■ What is expected ■
Find the lines containing the word "content" and copy every one of them.

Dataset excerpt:
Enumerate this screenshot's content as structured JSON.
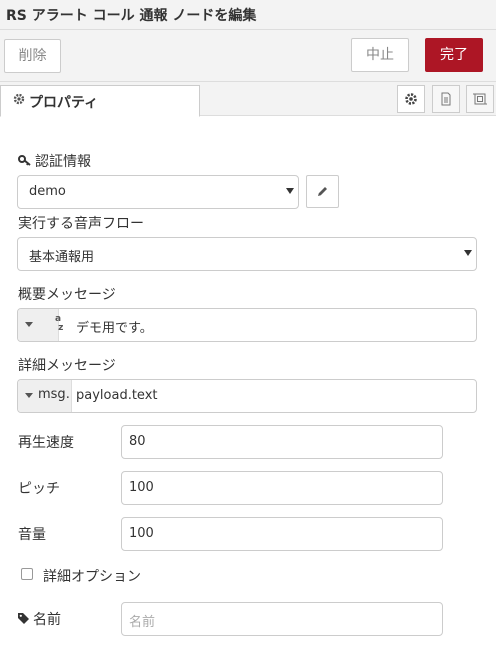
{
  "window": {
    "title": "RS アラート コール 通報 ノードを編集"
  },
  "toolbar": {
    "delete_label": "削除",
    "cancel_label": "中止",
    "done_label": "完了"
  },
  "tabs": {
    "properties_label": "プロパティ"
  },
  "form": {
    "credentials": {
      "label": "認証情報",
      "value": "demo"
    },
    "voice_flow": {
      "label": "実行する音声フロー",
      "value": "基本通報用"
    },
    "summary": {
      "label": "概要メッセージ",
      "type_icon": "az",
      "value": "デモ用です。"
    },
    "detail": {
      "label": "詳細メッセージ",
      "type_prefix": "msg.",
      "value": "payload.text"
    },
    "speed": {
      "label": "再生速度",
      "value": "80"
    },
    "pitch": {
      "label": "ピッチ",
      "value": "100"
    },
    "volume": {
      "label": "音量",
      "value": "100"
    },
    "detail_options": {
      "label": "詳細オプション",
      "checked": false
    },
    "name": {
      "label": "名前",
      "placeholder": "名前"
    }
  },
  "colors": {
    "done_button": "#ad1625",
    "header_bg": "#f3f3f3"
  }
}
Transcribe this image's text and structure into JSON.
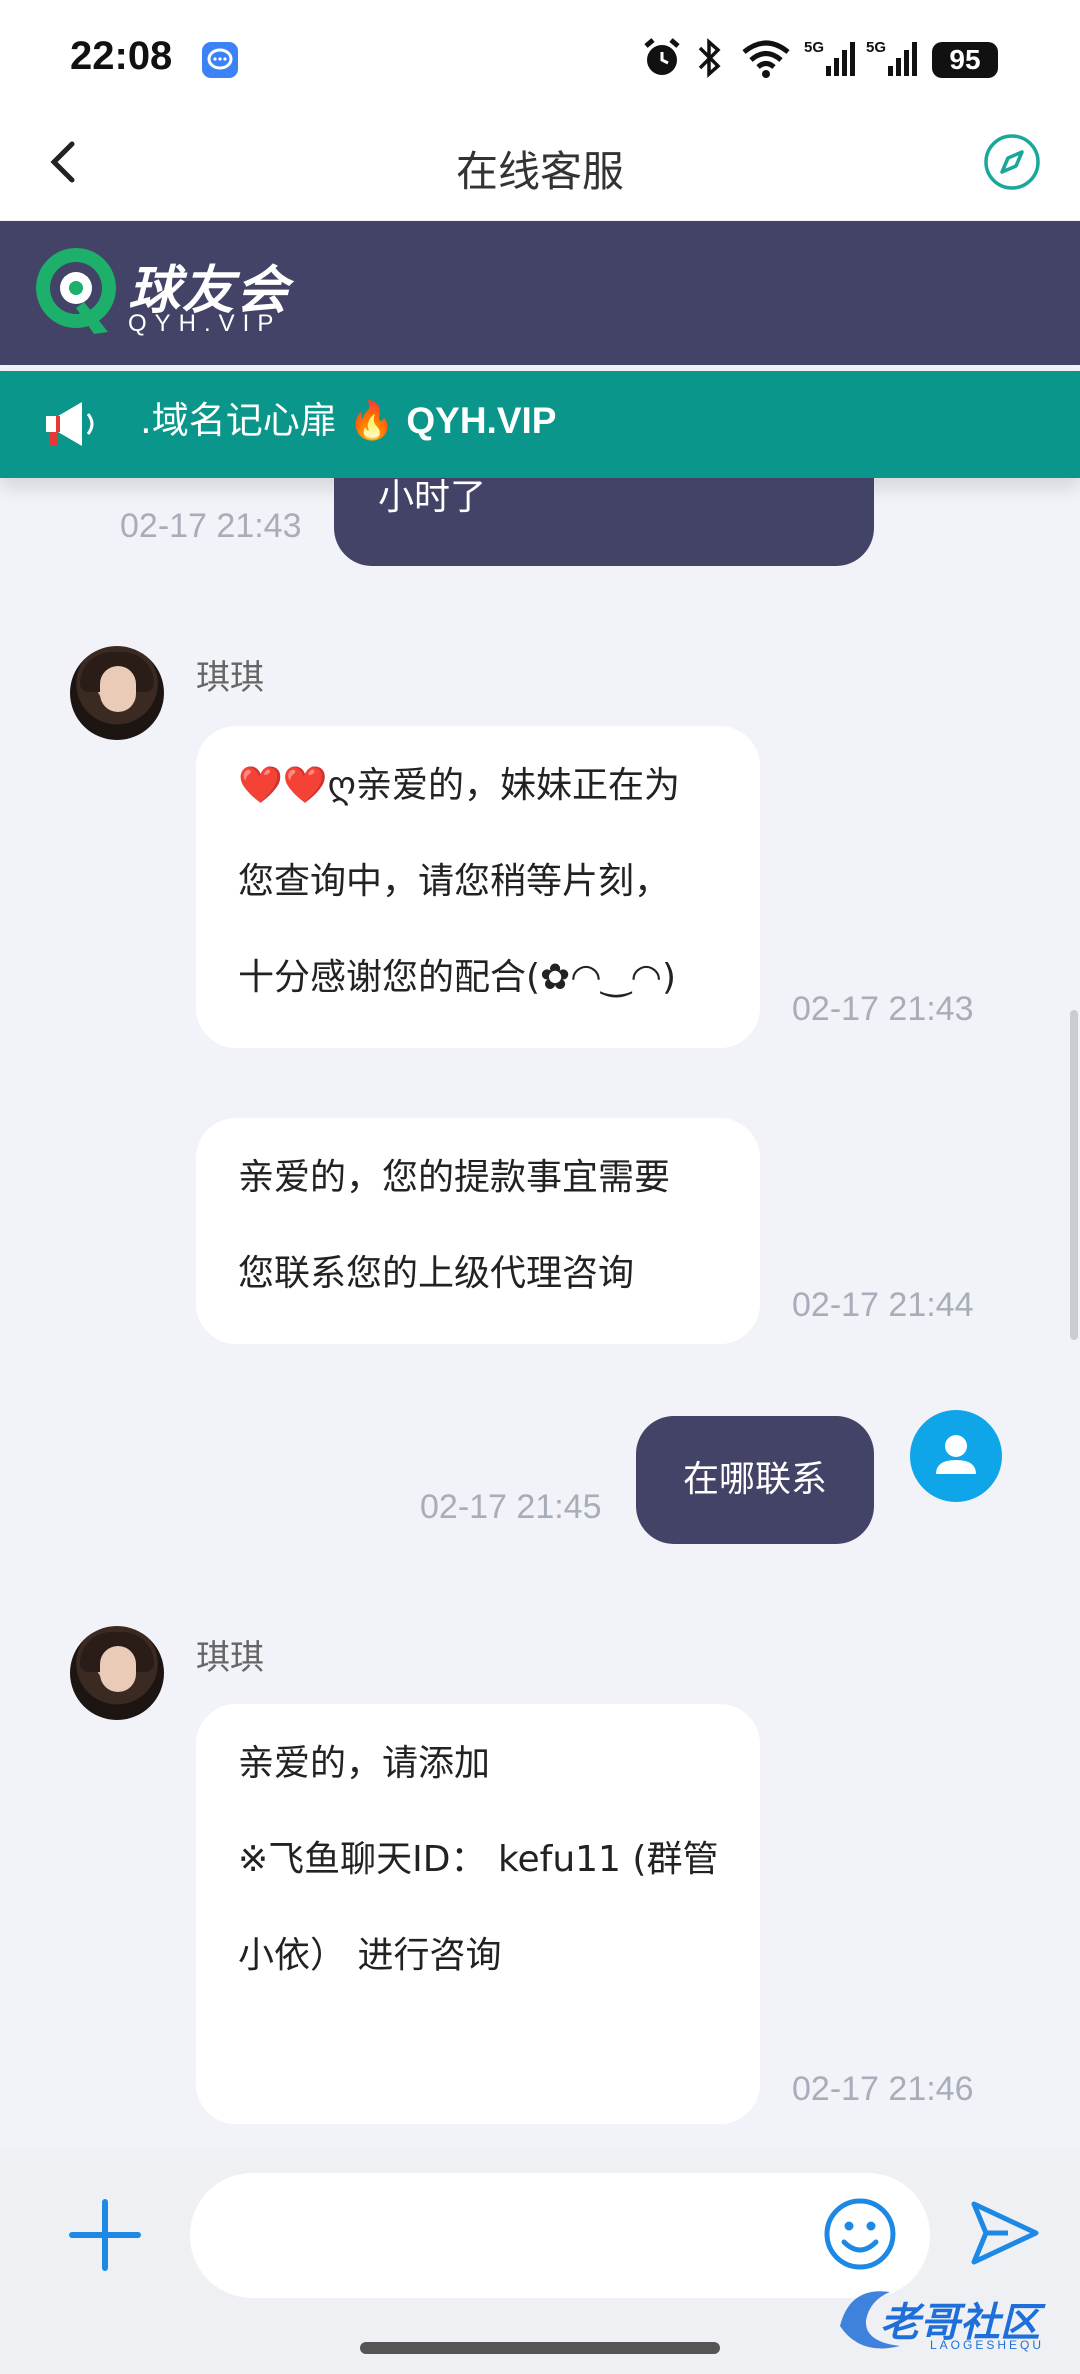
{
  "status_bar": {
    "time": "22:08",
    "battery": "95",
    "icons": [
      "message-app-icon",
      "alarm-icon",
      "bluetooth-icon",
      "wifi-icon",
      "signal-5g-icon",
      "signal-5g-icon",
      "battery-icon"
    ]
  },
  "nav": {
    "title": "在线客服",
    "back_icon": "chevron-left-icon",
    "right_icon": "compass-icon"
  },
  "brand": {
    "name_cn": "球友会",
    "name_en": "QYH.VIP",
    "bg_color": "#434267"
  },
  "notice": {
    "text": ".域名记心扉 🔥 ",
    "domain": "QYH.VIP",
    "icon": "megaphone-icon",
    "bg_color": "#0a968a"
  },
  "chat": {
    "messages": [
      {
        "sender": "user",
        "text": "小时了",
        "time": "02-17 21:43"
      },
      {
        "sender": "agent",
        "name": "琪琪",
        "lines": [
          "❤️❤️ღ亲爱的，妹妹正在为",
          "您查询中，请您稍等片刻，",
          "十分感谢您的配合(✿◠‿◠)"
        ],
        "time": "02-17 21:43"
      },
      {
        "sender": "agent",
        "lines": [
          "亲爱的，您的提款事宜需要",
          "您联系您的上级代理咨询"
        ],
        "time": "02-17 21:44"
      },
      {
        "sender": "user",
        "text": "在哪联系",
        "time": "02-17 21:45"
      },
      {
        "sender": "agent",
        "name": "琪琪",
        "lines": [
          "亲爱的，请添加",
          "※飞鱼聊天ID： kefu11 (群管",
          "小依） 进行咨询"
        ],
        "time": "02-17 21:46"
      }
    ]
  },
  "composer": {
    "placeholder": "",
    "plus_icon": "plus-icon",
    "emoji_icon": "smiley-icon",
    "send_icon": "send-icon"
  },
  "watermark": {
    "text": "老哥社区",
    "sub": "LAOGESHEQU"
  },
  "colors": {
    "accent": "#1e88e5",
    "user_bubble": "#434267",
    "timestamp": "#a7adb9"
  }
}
==
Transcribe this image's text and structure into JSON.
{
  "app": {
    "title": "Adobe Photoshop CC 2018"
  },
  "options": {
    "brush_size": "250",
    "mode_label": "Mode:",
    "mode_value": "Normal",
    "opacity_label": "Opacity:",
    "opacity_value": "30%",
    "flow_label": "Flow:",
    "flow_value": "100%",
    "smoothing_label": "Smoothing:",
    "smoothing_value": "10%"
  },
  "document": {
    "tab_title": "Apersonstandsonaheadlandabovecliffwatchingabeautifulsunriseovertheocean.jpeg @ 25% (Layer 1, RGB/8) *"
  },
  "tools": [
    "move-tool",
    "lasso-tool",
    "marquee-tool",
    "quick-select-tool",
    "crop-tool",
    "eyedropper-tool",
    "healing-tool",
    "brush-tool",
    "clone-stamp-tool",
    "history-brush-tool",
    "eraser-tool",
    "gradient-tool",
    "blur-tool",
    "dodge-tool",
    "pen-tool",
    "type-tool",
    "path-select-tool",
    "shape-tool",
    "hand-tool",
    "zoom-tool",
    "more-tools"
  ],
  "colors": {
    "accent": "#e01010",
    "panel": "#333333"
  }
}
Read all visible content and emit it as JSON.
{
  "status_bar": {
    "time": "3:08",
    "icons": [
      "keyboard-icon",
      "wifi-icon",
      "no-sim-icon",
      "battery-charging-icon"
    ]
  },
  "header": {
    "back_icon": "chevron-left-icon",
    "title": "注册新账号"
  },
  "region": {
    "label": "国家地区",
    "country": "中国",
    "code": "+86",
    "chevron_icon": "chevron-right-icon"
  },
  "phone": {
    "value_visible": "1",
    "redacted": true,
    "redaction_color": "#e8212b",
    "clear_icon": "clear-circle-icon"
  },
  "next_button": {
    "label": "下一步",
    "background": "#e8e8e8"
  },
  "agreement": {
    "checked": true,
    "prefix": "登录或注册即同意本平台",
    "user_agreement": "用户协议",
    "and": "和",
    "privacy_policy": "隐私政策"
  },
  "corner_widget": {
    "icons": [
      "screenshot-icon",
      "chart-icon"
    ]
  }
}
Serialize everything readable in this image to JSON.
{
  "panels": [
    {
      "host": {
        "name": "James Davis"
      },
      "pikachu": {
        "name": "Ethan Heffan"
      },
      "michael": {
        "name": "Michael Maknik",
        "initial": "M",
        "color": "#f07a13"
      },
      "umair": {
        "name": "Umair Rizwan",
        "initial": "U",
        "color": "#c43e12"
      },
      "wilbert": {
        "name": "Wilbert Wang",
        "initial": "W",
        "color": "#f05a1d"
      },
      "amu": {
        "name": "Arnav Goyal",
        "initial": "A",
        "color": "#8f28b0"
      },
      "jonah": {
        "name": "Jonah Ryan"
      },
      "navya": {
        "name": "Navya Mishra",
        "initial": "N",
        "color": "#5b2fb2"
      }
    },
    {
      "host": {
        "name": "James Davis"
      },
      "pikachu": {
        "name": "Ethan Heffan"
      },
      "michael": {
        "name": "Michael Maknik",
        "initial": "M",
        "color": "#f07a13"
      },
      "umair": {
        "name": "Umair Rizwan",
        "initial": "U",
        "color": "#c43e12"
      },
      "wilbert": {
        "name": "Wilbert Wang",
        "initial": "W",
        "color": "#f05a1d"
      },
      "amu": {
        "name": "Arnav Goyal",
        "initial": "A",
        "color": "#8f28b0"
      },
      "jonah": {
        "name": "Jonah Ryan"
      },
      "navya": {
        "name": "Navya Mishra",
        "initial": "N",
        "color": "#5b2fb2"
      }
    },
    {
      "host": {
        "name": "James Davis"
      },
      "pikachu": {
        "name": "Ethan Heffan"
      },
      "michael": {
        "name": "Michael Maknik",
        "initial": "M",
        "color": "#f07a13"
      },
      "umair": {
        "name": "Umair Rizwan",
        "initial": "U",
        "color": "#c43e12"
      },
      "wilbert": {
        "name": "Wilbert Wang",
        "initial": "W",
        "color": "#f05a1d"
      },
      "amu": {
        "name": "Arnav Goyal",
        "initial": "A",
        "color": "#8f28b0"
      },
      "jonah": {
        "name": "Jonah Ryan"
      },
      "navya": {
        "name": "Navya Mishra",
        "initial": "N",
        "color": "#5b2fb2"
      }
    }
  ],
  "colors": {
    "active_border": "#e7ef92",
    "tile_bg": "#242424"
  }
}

■ Answer for this exercise ■
Enumerate this screenshot's content as structured JSON.
Read all visible content and emit it as JSON.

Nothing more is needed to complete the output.